### Dataset records
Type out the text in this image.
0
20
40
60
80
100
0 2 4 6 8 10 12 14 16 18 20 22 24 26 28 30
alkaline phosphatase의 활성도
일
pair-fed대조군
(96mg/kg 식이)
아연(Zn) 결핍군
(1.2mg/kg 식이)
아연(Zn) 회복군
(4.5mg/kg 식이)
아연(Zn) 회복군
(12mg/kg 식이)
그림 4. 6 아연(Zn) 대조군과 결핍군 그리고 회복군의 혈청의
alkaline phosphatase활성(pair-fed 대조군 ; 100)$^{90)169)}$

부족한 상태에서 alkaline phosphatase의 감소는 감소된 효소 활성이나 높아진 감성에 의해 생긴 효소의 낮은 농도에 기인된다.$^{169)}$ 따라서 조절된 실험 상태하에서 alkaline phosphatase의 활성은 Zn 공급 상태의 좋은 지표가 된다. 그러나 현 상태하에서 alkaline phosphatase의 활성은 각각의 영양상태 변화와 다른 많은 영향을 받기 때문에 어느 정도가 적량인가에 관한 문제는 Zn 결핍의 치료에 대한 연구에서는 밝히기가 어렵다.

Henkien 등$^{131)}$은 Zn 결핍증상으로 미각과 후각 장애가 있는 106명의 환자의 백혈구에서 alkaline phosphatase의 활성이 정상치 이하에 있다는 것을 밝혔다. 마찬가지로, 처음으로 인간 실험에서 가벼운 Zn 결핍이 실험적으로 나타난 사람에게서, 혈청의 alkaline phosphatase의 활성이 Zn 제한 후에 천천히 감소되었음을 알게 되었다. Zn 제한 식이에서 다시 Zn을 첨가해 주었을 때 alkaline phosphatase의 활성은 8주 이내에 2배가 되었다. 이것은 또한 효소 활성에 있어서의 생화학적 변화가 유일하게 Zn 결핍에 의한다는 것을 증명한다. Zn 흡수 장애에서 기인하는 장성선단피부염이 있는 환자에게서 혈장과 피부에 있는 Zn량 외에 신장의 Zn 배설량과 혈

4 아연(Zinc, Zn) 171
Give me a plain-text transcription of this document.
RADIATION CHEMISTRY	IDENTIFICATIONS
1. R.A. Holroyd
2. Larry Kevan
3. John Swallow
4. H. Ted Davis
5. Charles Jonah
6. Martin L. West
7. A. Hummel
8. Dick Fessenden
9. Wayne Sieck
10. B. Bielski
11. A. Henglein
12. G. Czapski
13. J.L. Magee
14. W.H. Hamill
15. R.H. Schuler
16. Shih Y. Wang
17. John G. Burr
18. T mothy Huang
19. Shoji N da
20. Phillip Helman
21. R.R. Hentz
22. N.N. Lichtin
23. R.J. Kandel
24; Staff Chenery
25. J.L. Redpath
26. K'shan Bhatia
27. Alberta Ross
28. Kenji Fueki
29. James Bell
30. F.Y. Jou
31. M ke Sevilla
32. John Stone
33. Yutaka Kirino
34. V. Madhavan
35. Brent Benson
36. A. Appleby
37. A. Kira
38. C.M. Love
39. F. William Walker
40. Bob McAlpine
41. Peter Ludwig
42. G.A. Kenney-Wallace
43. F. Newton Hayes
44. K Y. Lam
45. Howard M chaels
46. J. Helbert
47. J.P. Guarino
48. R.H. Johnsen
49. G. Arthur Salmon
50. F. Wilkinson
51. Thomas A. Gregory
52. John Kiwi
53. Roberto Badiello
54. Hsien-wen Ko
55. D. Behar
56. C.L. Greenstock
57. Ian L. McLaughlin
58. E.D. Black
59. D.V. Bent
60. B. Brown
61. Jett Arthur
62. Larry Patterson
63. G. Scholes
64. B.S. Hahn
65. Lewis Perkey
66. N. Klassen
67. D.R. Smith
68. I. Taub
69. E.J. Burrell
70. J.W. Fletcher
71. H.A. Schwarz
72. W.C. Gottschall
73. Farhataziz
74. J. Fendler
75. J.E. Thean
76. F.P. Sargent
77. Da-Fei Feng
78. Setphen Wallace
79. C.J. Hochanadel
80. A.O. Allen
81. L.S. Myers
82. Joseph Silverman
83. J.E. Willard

### What you have to do
Pick out each line above that includes "phosphatase의" and show it.

### Output of the task
alkaline phosphatase의 활성도
부족한 상태에서 alkaline phosphatase의 감소는 감소된 효소 활성이나 높아진 감성에 의해 생긴 효소의 낮은 농도에 기인된다.$^{169)}$ 따라서 조절된 실험 상태하에서 alkaline phosphatase의 활성은 Zn 공급 상태의 좋은 지표가 된다. 그러나 현 상태하에서 alkaline phosphatase의 활성은 각각의 영양상태 변화와 다른 많은 영향을 받기 때문에 어느 정도가 적량인가에 관한 문제는 Zn 결핍의 치료에 대한 연구에서는 밝히기가 어렵다.
Henkien 등$^{131)}$은 Zn 결핍증상으로 미각과 후각 장애가 있는 106명의 환자의 백혈구에서 alkaline phosphatase의 활성이 정상치 이하에 있다는 것을 밝혔다. 마찬가지로, 처음으로 인간 실험에서 가벼운 Zn 결핍이 실험적으로 나타난 사람에게서, 혈청의 alkaline phosphatase의 활성이 Zn 제한 후에 천천히 감소되었음을 알게 되었다. Zn 제한 식이에서 다시 Zn을 첨가해 주었을 때 alkaline phosphatase의 활성은 8주 이내에 2배가 되었다. 이것은 또한 효소 활성에 있어서의 생화학적 변화가 유일하게 Zn 결핍에 의한다는 것을 증명한다. Zn 흡수 장애에서 기인하는 장성선단피부염이 있는 환자에게서 혈장과 피부에 있는 Zn량 외에 신장의 Zn 배설량과 혈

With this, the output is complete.